-- Begin INFORMATION SUPPLIED --

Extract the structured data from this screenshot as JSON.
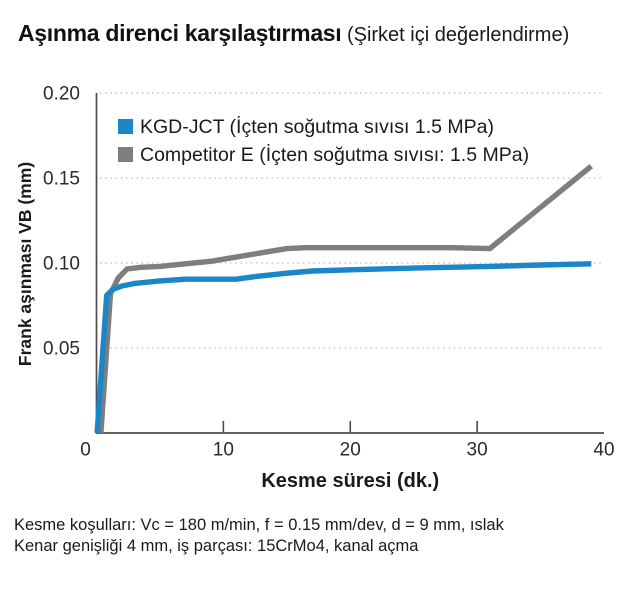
{
  "title": {
    "main": "Aşınma direnci karşılaştırması",
    "sub": " (Şirket içi değerlendirme)"
  },
  "footer": {
    "line1": "Kesme koşulları: Vc = 180 m/min, f = 0.15 mm/dev, d = 9 mm, ıslak",
    "line2": "Kenar genişliği 4 mm, iş parçası: 15CrMo4, kanal açma"
  },
  "colors": {
    "series_blue": "#1b86c8",
    "series_gray": "#7e7e7e",
    "axis": "#4d4d4d",
    "grid": "#c9c9c9",
    "tick_text": "#2b2b2b",
    "text": "#1a1a1a",
    "background": "#ffffff"
  },
  "chart_data": {
    "type": "line",
    "title": "Aşınma direnci karşılaştırması (Şirket içi değerlendirme)",
    "xlabel": "Kesme süresi (dk.)",
    "ylabel": "Frank aşınması VB (mm)",
    "xlim": [
      0,
      40
    ],
    "ylim": [
      0,
      0.2
    ],
    "xticks": [
      0,
      10,
      20,
      30,
      40
    ],
    "xtick_labels": [
      "0",
      "10",
      "20",
      "30",
      "40"
    ],
    "yticks": [
      0.05,
      0.1,
      0.15,
      0.2
    ],
    "ytick_labels": [
      "0.05",
      "0.10",
      "0.15",
      "0.20"
    ],
    "grid": "horizontal-dotted",
    "legend_position": "top-left-inside",
    "series": [
      {
        "name": "Competitor E (İçten soğutma sıvısı: 1.5 MPa)",
        "key": "competitor-e",
        "color": "#7e7e7e",
        "legend_order": 2,
        "points": [
          [
            0.35,
            0
          ],
          [
            1.1,
            0.082
          ],
          [
            1.7,
            0.091
          ],
          [
            2.4,
            0.0965
          ],
          [
            3.5,
            0.0975
          ],
          [
            5,
            0.098
          ],
          [
            7,
            0.0995
          ],
          [
            9,
            0.101
          ],
          [
            11,
            0.1035
          ],
          [
            13,
            0.106
          ],
          [
            15,
            0.1085
          ],
          [
            16.5,
            0.109
          ],
          [
            20,
            0.109
          ],
          [
            25,
            0.109
          ],
          [
            28,
            0.109
          ],
          [
            31,
            0.1085
          ],
          [
            39,
            0.157
          ]
        ]
      },
      {
        "name": "KGD-JCT (İçten soğutma sıvısı 1.5 MPa)",
        "key": "kgd-jct",
        "color": "#1b86c8",
        "legend_order": 1,
        "points": [
          [
            0.05,
            0
          ],
          [
            0.8,
            0.081
          ],
          [
            1.3,
            0.0845
          ],
          [
            2,
            0.0865
          ],
          [
            3,
            0.088
          ],
          [
            5,
            0.0895
          ],
          [
            7,
            0.0905
          ],
          [
            9,
            0.0905
          ],
          [
            11,
            0.0905
          ],
          [
            12.5,
            0.092
          ],
          [
            15,
            0.094
          ],
          [
            17,
            0.0953
          ],
          [
            20,
            0.096
          ],
          [
            25,
            0.097
          ],
          [
            31,
            0.098
          ],
          [
            35,
            0.0988
          ],
          [
            39,
            0.0995
          ]
        ]
      }
    ]
  }
}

-- End INFORMATION SUPPLIED --

_EXERCISE DIRECTIONS_:
Every line in the data that holds "soğutma" should be copied out.

_RIGHT ANSWER_:
        "name": "Competitor E (İçten soğutma sıvısı: 1.5 MPa)",
        "name": "KGD-JCT (İçten soğutma sıvısı 1.5 MPa)",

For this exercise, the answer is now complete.